== Extract to read ==

Mottahedeh sees the Buyid society as divided between loyalties of two sorts: acquired loyalties and loyalties of category. Acquired loyalties were those a person accumulated as he hatched conspiracies, built alliances, collected dependents, and found protectors while navigating his way through life. Loyalties of category were those he had as a result of interests shared with others: common ancestry, occupation, political aim, class standing, religious function, habitat, age level, and, of course, though Mottehedeh has little to say about women, gender. This distinction between loyalties was real enough in Buyid eyes—acquired ties were cemented by formal oaths and public vows, categorical ones by informal promises and private understandings. But it was neither fundamental nor absolute; for, at bottom, all loyalties were radically personal, the result of one person giving, before witnesses and before God, his word to another. “The measure of the man,” Mottahedeh says, was “the company he chose to keep.”
Urban or rural, in courts as in camps, Buyid society was a vast, unbroken, heterogeneous field of brittle one-on-one ties involving “four eyes,” a world of handshakes: ties between client and patron, minister and king, notary and judge; between political allies, religious bedfellows, or just “men who rose together”; between cousins, office mates, companions in arms, business partners, local elders, like-minded scholars, natives of a town, a village, a region; between men linked by some moral debt, as in schooling or slavery, or who merely found one another reliable confidants. Continually formed and reformed, acknowledged and repudiated, honored and evaded, as ambition and opportunity dictated, these bonds were, for all their diversity (which Mottahedeh, a master of nuance, traces out in brilliant, vernacular detail, sorting everything delicately from everything else), sociologically of a piece:
All these ties are alike in that they are individual…. Behind [them all] we see the individualistic presupposition that a man can accept or offer an obligation only on his own behalf and not on behalf of a group. Spokesmen existed, of course, but… they were obliged to get the personal agreement of those for whom they spoke. As the Koran repeatedly says, “no man bears the burden of another.”

===

# Written task 1:
In the passage on Buyid society, what two sorts of loyalties does Mottahedeh see that society as divided between?
The passage and the rows that follow it come from unrelated sources.

== Supplied records ==

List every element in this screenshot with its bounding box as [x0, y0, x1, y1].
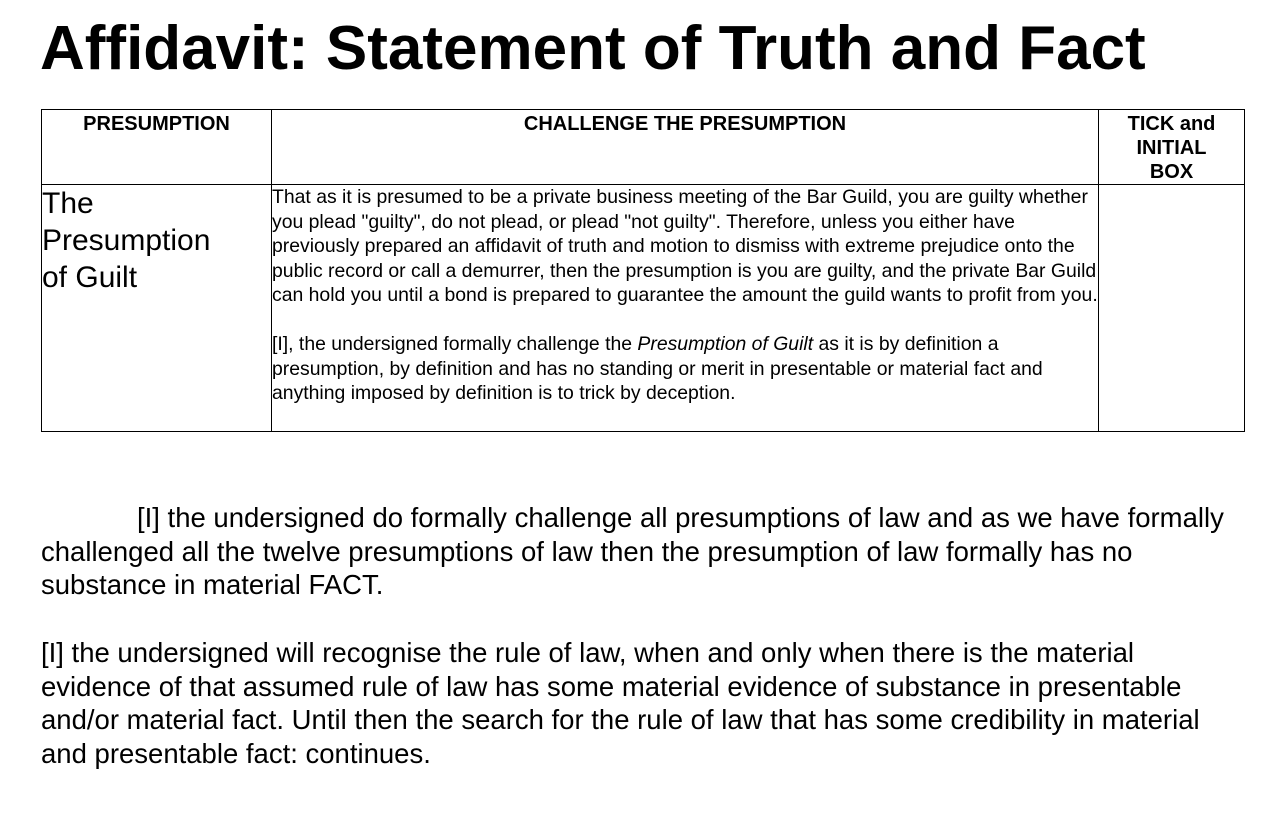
table-header-row	[42, 110, 1245, 185]
body-paragraph-challenge-all: [I] the undersigned do formally challenge all presumptions of law and as we have formally challenged all the twelve presumptions of law then the presumption of law formally has no substance in material FACT.	[41, 502, 1224, 600]
presumption-name	[42, 185, 272, 432]
body-paragraph-rule-of-law: [I] the undersigned will recognise the rule of law, when and only when there is the material evidence of that assumed rule of law has some material evidence of substance in presentable and/or material fact. Until then the search for the rule of law that has some credibility in material and presentable fact: continues.	[41, 637, 1200, 769]
header-presumption: PRESUMPTION	[42, 110, 272, 185]
presumption-table	[41, 109, 1245, 432]
challenge-paragraph-2	[272, 332, 1098, 406]
page-title: Affidavit: Statement of Truth and Fact	[40, 14, 1146, 83]
tick-initial-box[interactable]	[1099, 185, 1245, 432]
challenge-paragraph-2-lead: [I], the undersigned formally challenge the	[272, 333, 638, 355]
header-tick-initial-label: TICK and INITIAL BOX	[1127, 113, 1216, 183]
challenge-text	[272, 185, 1099, 432]
challenge-paragraph-1: That as it is presumed to be a private business meeting of the Bar Guild, you are guilty whether you plead "guilty", do not plead, or plead "not guilty". Therefore, unless you either have previously prepared an affidavit of truth and motion to dismiss with extreme prejudice onto the public record or call a demurrer, then the presumption is you are guilty, and the private Bar Guild can hold you until a bond is prepared to guarantee the amount the guild wants to profit from you.	[272, 186, 1098, 306]
header-tick-initial	[1099, 110, 1245, 185]
challenge-paragraph-2-emphasis: Presumption of Guilt	[637, 333, 814, 355]
presumption-name-text: The Presumption of Guilt	[42, 187, 211, 294]
header-challenge: CHALLENGE THE PRESUMPTION	[272, 110, 1099, 185]
challenge-paragraph-2-tail: as it is by definition a presumption, by definition and has no standing or merit in presentable or material fact and anything imposed by definition is to trick by deception.	[272, 333, 1043, 404]
table-row	[42, 185, 1245, 432]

===

# Written task 2:
How many lines of the rows contain the string "tick", counting case-sensitively? Give only the number.

# Reply 1:
Acquired loyalties and loyalties of category.

# Reply 2:
3